PROBLEM DETAILS: Copy all of the material below exactly.

··· MATERIAL PROVIDED ···

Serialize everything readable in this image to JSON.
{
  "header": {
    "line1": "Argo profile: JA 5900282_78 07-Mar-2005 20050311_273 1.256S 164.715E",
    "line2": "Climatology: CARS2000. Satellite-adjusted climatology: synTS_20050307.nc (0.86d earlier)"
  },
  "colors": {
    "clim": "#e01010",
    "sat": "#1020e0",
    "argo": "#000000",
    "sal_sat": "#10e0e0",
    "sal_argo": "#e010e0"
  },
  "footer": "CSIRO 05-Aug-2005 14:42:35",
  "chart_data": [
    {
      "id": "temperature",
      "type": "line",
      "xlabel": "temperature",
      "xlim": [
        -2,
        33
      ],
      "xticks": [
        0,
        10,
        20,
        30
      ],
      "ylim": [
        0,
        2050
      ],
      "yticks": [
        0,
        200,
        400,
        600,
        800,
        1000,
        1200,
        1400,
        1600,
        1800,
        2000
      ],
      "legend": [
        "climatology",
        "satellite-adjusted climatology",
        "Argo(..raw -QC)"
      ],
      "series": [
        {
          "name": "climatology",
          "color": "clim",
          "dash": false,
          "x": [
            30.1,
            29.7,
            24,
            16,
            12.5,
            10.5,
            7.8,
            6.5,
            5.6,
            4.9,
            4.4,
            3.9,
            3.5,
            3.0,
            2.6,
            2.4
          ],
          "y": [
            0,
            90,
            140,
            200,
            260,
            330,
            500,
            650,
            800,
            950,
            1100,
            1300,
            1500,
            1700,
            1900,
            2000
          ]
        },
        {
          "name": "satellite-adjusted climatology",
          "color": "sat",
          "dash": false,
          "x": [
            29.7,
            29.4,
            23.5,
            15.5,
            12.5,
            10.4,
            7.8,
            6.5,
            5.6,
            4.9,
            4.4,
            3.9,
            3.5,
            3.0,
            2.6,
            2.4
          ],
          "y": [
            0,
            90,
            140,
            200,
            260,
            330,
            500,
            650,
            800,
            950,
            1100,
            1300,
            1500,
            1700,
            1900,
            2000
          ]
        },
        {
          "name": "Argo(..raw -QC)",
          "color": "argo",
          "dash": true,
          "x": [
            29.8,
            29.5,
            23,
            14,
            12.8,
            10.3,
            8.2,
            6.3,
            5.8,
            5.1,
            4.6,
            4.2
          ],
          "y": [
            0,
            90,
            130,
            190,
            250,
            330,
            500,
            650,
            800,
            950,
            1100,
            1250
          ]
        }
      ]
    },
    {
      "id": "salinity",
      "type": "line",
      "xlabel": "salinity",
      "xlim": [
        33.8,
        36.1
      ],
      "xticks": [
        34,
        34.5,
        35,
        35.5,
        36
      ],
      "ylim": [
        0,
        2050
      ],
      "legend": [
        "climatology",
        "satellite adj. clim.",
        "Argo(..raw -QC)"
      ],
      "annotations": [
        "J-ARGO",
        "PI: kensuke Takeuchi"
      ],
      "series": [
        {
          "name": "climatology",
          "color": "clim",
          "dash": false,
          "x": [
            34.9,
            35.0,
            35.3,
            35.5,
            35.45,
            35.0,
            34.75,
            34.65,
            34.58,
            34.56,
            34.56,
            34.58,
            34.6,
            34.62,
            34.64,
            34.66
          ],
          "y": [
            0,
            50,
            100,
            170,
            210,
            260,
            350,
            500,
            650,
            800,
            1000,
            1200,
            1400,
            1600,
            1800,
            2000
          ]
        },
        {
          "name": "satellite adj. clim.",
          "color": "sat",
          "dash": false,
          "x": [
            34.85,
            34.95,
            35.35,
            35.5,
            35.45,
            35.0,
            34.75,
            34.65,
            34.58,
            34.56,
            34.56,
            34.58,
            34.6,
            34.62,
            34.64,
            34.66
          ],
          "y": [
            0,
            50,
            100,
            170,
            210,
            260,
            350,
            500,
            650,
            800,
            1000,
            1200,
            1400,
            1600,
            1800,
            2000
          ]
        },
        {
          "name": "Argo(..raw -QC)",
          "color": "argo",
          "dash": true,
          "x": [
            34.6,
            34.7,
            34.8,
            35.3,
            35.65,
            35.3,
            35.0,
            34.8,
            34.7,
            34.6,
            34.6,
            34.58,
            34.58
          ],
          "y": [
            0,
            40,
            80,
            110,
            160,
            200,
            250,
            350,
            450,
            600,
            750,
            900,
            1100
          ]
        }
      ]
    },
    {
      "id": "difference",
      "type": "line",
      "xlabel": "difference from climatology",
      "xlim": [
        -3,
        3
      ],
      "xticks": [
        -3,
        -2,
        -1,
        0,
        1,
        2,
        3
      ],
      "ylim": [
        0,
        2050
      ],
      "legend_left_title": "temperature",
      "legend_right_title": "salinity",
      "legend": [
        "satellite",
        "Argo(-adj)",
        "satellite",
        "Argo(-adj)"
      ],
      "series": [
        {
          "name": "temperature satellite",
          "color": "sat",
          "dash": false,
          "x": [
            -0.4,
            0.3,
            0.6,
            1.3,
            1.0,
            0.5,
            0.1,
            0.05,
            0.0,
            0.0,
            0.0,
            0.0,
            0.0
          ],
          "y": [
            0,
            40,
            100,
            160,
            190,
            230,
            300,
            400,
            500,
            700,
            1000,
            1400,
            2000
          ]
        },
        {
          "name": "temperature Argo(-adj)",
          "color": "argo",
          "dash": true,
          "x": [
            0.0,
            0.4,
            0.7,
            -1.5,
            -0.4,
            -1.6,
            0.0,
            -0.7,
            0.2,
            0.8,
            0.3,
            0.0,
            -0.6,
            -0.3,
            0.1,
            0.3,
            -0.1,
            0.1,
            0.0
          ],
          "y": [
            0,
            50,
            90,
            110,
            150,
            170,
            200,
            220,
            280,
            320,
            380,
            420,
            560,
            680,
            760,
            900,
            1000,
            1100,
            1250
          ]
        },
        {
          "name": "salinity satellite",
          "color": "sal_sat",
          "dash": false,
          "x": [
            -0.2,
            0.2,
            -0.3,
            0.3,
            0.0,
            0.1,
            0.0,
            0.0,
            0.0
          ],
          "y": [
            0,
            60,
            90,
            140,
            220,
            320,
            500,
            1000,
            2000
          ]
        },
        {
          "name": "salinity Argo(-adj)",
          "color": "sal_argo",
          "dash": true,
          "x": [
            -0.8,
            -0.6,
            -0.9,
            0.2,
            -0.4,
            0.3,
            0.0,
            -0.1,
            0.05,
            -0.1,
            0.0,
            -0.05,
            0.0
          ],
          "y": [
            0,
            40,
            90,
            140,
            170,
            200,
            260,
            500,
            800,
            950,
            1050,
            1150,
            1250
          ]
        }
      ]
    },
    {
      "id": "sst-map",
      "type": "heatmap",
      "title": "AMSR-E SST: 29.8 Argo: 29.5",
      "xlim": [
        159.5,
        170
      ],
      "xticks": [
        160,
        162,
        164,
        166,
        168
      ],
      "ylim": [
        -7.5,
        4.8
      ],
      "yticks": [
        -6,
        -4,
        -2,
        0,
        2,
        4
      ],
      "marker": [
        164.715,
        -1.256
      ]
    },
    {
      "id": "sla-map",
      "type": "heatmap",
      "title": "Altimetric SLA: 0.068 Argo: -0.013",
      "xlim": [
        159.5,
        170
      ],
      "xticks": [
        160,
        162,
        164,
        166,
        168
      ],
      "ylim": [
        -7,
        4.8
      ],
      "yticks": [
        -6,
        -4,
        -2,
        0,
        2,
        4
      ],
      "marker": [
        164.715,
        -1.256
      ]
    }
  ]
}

···

EXPECTED ANSWER:
Serialize everything readable in this image to JSON.
{
  "header": {
    "line1": "Argo profile: JA 5900282_78 07-Mar-2005 20050311_273 1.256S 164.715E",
    "line2": "Climatology: CARS2000. Satellite-adjusted climatology: synTS_20050307.nc (0.86d earlier)"
  },
  "colors": {
    "clim": "#e01010",
    "sat": "#1020e0",
    "argo": "#000000",
    "sal_sat": "#10e0e0",
    "sal_argo": "#e010e0"
  },
  "footer": "CSIRO 05-Aug-2005 14:42:35",
  "chart_data": [
    {
      "id": "temperature",
      "type": "line",
      "xlabel": "temperature",
      "xlim": [
        -2,
        33
      ],
      "xticks": [
        0,
        10,
        20,
        30
      ],
      "ylim": [
        0,
        2050
      ],
      "yticks": [
        0,
        200,
        400,
        600,
        800,
        1000,
        1200,
        1400,
        1600,
        1800,
        2000
      ],
      "legend": [
        "climatology",
        "satellite-adjusted climatology",
        "Argo(..raw -QC)"
      ],
      "series": [
        {
          "name": "climatology",
          "color": "clim",
          "dash": false,
          "x": [
            30.1,
            29.7,
            24,
            16,
            12.5,
            10.5,
            7.8,
            6.5,
            5.6,
            4.9,
            4.4,
            3.9,
            3.5,
            3.0,
            2.6,
            2.4
          ],
          "y": [
            0,
            90,
            140,
            200,
            260,
            330,
            500,
            650,
            800,
            950,
            1100,
            1300,
            1500,
            1700,
            1900,
            2000
          ]
        },
        {
          "name": "satellite-adjusted climatology",
          "color": "sat",
          "dash": false,
          "x": [
            29.7,
            29.4,
            23.5,
            15.5,
            12.5,
            10.4,
            7.8,
            6.5,
            5.6,
            4.9,
            4.4,
            3.9,
            3.5,
            3.0,
            2.6,
            2.4
          ],
          "y": [
            0,
            90,
            140,
            200,
            260,
            330,
            500,
            650,
            800,
            950,
            1100,
            1300,
            1500,
            1700,
            1900,
            2000
          ]
        },
        {
          "name": "Argo(..raw -QC)",
          "color": "argo",
          "dash": true,
          "x": [
            29.8,
            29.5,
            23,
            14,
            12.8,
            10.3,
            8.2,
            6.3,
            5.8,
            5.1,
            4.6,
            4.2
          ],
          "y": [
            0,
            90,
            130,
            190,
            250,
            330,
            500,
            650,
            800,
            950,
            1100,
            1250
          ]
        }
      ]
    },
    {
      "id": "salinity",
      "type": "line",
      "xlabel": "salinity",
      "xlim": [
        33.8,
        36.1
      ],
      "xticks": [
        34,
        34.5,
        35,
        35.5,
        36
      ],
      "ylim": [
        0,
        2050
      ],
      "legend": [
        "climatology",
        "satellite adj. clim.",
        "Argo(..raw -QC)"
      ],
      "annotations": [
        "J-ARGO",
        "PI: kensuke Takeuchi"
      ],
      "series": [
        {
          "name": "climatology",
          "color": "clim",
          "dash": false,
          "x": [
            34.9,
            35.0,
            35.3,
            35.5,
            35.45,
            35.0,
            34.75,
            34.65,
            34.58,
            34.56,
            34.56,
            34.58,
            34.6,
            34.62,
            34.64,
            34.66
          ],
          "y": [
            0,
            50,
            100,
            170,
            210,
            260,
            350,
            500,
            650,
            800,
            1000,
            1200,
            1400,
            1600,
            1800,
            2000
          ]
        },
        {
          "name": "satellite adj. clim.",
          "color": "sat",
          "dash": false,
          "x": [
            34.85,
            34.95,
            35.35,
            35.5,
            35.45,
            35.0,
            34.75,
            34.65,
            34.58,
            34.56,
            34.56,
            34.58,
            34.6,
            34.62,
            34.64,
            34.66
          ],
          "y": [
            0,
            50,
            100,
            170,
            210,
            260,
            350,
            500,
            650,
            800,
            1000,
            1200,
            1400,
            1600,
            1800,
            2000
          ]
        },
        {
          "name": "Argo(..raw -QC)",
          "color": "argo",
          "dash": true,
          "x": [
            34.6,
            34.7,
            34.8,
            35.3,
            35.65,
            35.3,
            35.0,
            34.8,
            34.7,
            34.6,
            34.6,
            34.58,
            34.58
          ],
          "y": [
            0,
            40,
            80,
            110,
            160,
            200,
            250,
            350,
            450,
            600,
            750,
            900,
            1100
          ]
        }
      ]
    },
    {
      "id": "difference",
      "type": "line",
      "xlabel": "difference from climatology",
      "xlim": [
        -3,
        3
      ],
      "xticks": [
        -3,
        -2,
        -1,
        0,
        1,
        2,
        3
      ],
      "ylim": [
        0,
        2050
      ],
      "legend_left_title": "temperature",
      "legend_right_title": "salinity",
      "legend": [
        "satellite",
        "Argo(-adj)",
        "satellite",
        "Argo(-adj)"
      ],
      "series": [
        {
          "name": "temperature satellite",
          "color": "sat",
          "dash": false,
          "x": [
            -0.4,
            0.3,
            0.6,
            1.3,
            1.0,
            0.5,
            0.1,
            0.05,
            0.0,
            0.0,
            0.0,
            0.0,
            0.0
          ],
          "y": [
            0,
            40,
            100,
            160,
            190,
            230,
            300,
            400,
            500,
            700,
            1000,
            1400,
            2000
          ]
        },
        {
          "name": "temperature Argo(-adj)",
          "color": "argo",
          "dash": true,
          "x": [
            0.0,
            0.4,
            0.7,
            -1.5,
            -0.4,
            -1.6,
            0.0,
            -0.7,
            0.2,
            0.8,
            0.3,
            0.0,
            -0.6,
            -0.3,
            0.1,
            0.3,
            -0.1,
            0.1,
            0.0
          ],
          "y": [
            0,
            50,
            90,
            110,
            150,
            170,
            200,
            220,
            280,
            320,
            380,
            420,
            560,
            680,
            760,
            900,
            1000,
            1100,
            1250
          ]
        },
        {
          "name": "salinity satellite",
          "color": "sal_sat",
          "dash": false,
          "x": [
            -0.2,
            0.2,
            -0.3,
            0.3,
            0.0,
            0.1,
            0.0,
            0.0,
            0.0
          ],
          "y": [
            0,
            60,
            90,
            140,
            220,
            320,
            500,
            1000,
            2000
          ]
        },
        {
          "name": "salinity Argo(-adj)",
          "color": "sal_argo",
          "dash": true,
          "x": [
            -0.8,
            -0.6,
            -0.9,
            0.2,
            -0.4,
            0.3,
            0.0,
            -0.1,
            0.05,
            -0.1,
            0.0,
            -0.05,
            0.0
          ],
          "y": [
            0,
            40,
            90,
            140,
            170,
            200,
            260,
            500,
            800,
            950,
            1050,
            1150,
            1250
          ]
        }
      ]
    },
    {
      "id": "sst-map",
      "type": "heatmap",
      "title": "AMSR-E SST: 29.8 Argo: 29.5",
      "xlim": [
        159.5,
        170
      ],
      "xticks": [
        160,
        162,
        164,
        166,
        168
      ],
      "ylim": [
        -7.5,
        4.8
      ],
      "yticks": [
        -6,
        -4,
        -2,
        0,
        2,
        4
      ],
      "marker": [
        164.715,
        -1.256
      ]
    },
    {
      "id": "sla-map",
      "type": "heatmap",
      "title": "Altimetric SLA: 0.068 Argo: -0.013",
      "xlim": [
        159.5,
        170
      ],
      "xticks": [
        160,
        162,
        164,
        166,
        168
      ],
      "ylim": [
        -7,
        4.8
      ],
      "yticks": [
        -6,
        -4,
        -2,
        0,
        2,
        4
      ],
      "marker": [
        164.715,
        -1.256
      ]
    }
  ]
}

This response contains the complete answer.